[READING TEXT]
----

Asia and the US are the most buoyant trade lanes for Qantas Freight and the main focus for the Australian carrier.
Qantas Freight executive manager, Alison Webster says both are in high demand across its freighter and belly network, while services between Sydney and Auckland are also very strong.
Domestically, Webster says the busiest lanes are from the east coast of Australia to Perth, adding: “Our same day services are highly valued on these routes – it’s worth keeping in mind there is almost 4000km of driving distance between Sydney to Perth, generally taking three days via surface methods of transport.”
Asia is key and two thirds of the 1750 international services Qantas offers cargo capacity on a week are to/from Asia. It is the airline’s core market and it operates the only direct freighter capacity between Australia and China in Shanghai.
Webster says overall, Qantas Freight is having a good year, and tonnage is consistent with last year, noting the carrier’s customer advocacy tracker is rising.

----

[DATA BLOCK]

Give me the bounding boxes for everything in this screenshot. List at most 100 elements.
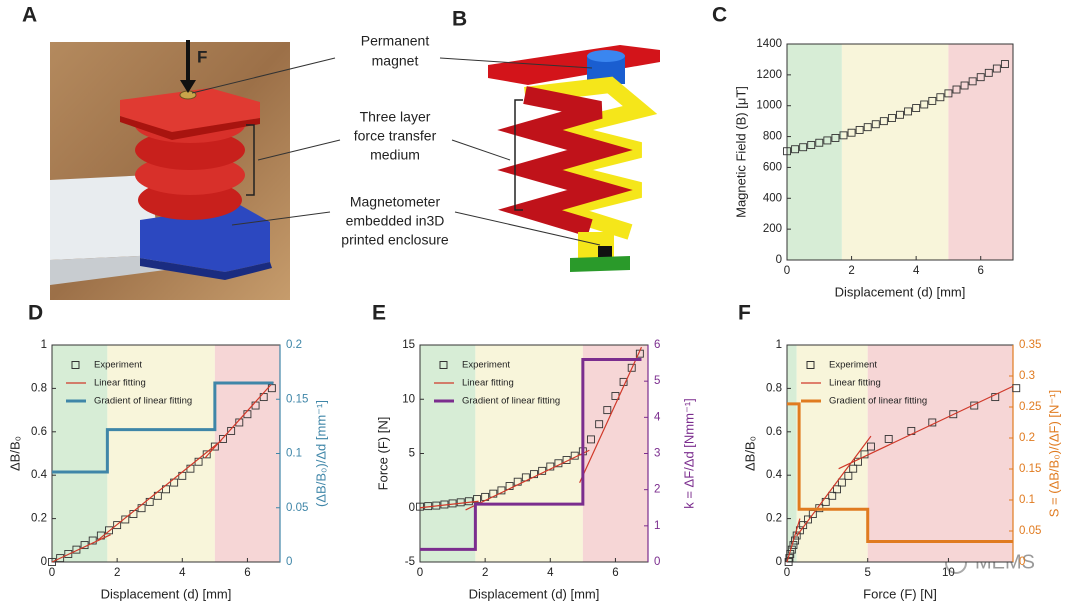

----

[TASKS TO CARRY OUT]
1/ In the Qantas Freight text, how long does surface transport between Sydney and Perth generally take?
2/ Rewrite the paragraph of the Qantas Freight text that begins "Asia is key" as a short list of its main facts.

[EXERCISE RESPONSES]
1/ Generally three days.

2/
- Asia is Qantas's core market.
- Two thirds of the 1750 international services a week on which Qantas offers cargo capacity are to or from Asia.
- Qantas operates the only direct freighter capacity between Australia and China, in Shanghai.